● What you have to do:
Restate the records that follow word for word; no pictures should appear.

● Material:

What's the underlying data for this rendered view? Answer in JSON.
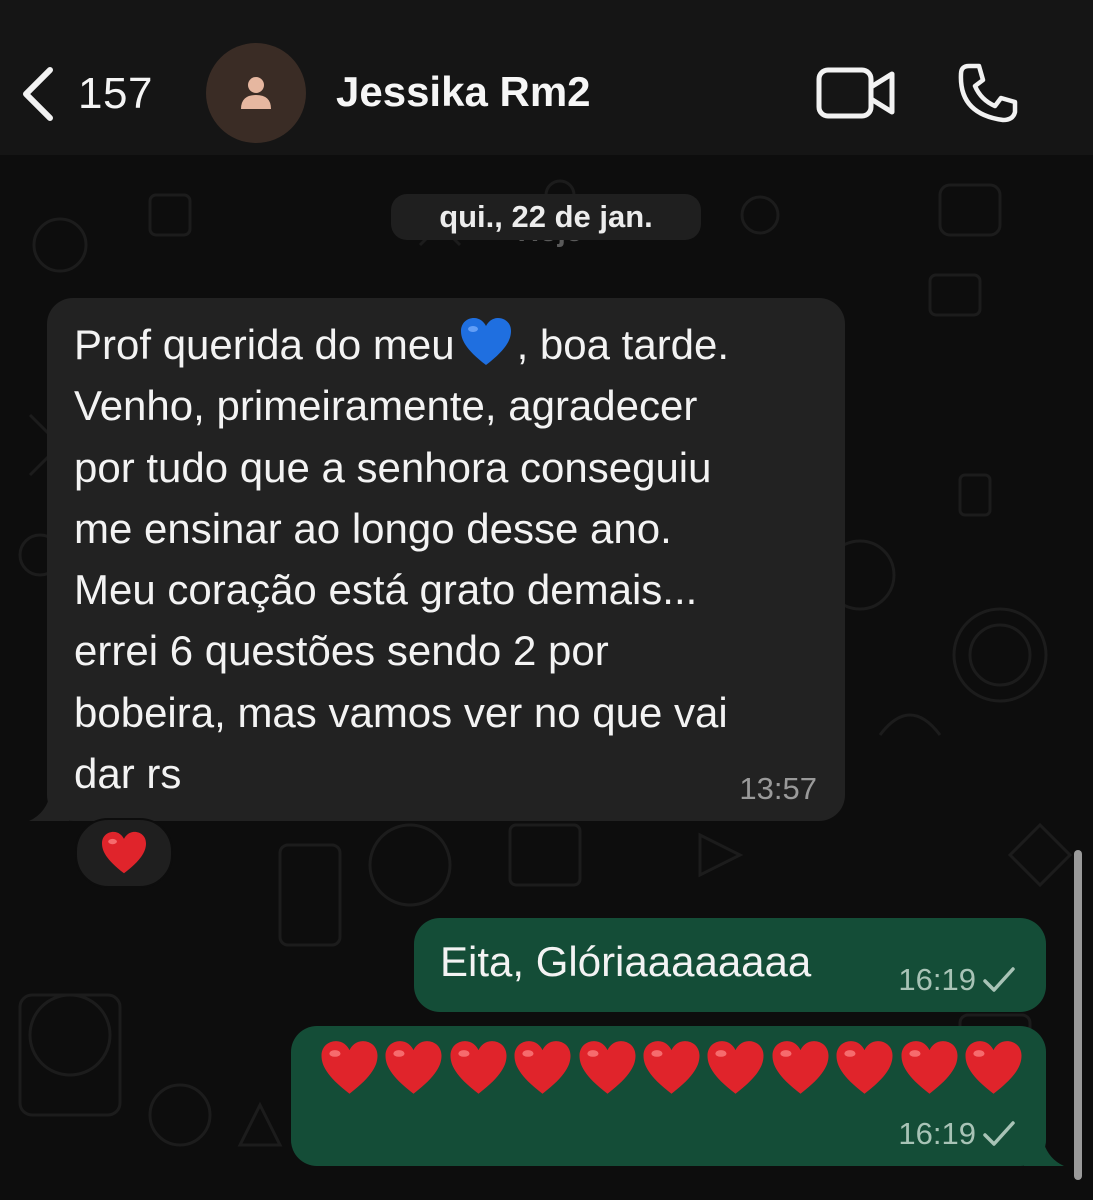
{
  "header": {
    "back_count": "157",
    "contact_name": "Jessika Rm2",
    "back_icon": "chevron-left-icon",
    "avatar_icon": "person-icon",
    "video_icon": "video-camera-icon",
    "call_icon": "phone-icon"
  },
  "chat": {
    "date_label": "qui., 22 de jan.",
    "date_ghost_label": "Hoje",
    "messages": [
      {
        "direction": "incoming",
        "lines": [
          "Prof querida do meu",
          ", boa tarde.",
          "Venho, primeiramente, agradecer",
          "por tudo que a senhora conseguiu",
          "me ensinar ao longo desse ano.",
          "Meu coração está grato demais...",
          "errei 6 questões sendo 2 por",
          "bobeira, mas vamos ver no que vai",
          "dar rs"
        ],
        "inline_emoji": "blue-heart-icon",
        "time": "13:57",
        "reaction": "red-heart-icon"
      },
      {
        "direction": "outgoing",
        "text": "Eita, Glóriaaaaaaaa",
        "time": "16:19",
        "status_icon": "check-icon"
      },
      {
        "direction": "outgoing",
        "emoji": "red-heart-icon",
        "emoji_count": 11,
        "time": "16:19",
        "status_icon": "check-icon"
      }
    ]
  },
  "colors": {
    "header_bg": "#151515",
    "chat_bg": "#0d0d0d",
    "incoming_bubble": "#222222",
    "outgoing_bubble": "#144d37",
    "heart_red": "#e0242b",
    "heart_blue": "#1f6fe0"
  }
}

● Written solution:
What's the underlying data for this rendered view? Answer in JSON.
{
  "header": {
    "back_count": "157",
    "contact_name": "Jessika Rm2",
    "back_icon": "chevron-left-icon",
    "avatar_icon": "person-icon",
    "video_icon": "video-camera-icon",
    "call_icon": "phone-icon"
  },
  "chat": {
    "date_label": "qui., 22 de jan.",
    "date_ghost_label": "Hoje",
    "messages": [
      {
        "direction": "incoming",
        "lines": [
          "Prof querida do meu",
          ", boa tarde.",
          "Venho, primeiramente, agradecer",
          "por tudo que a senhora conseguiu",
          "me ensinar ao longo desse ano.",
          "Meu coração está grato demais...",
          "errei 6 questões sendo 2 por",
          "bobeira, mas vamos ver no que vai",
          "dar rs"
        ],
        "inline_emoji": "blue-heart-icon",
        "time": "13:57",
        "reaction": "red-heart-icon"
      },
      {
        "direction": "outgoing",
        "text": "Eita, Glóriaaaaaaaa",
        "time": "16:19",
        "status_icon": "check-icon"
      },
      {
        "direction": "outgoing",
        "emoji": "red-heart-icon",
        "emoji_count": 11,
        "time": "16:19",
        "status_icon": "check-icon"
      }
    ]
  },
  "colors": {
    "header_bg": "#151515",
    "chat_bg": "#0d0d0d",
    "incoming_bubble": "#222222",
    "outgoing_bubble": "#144d37",
    "heart_red": "#e0242b",
    "heart_blue": "#1f6fe0"
  }
}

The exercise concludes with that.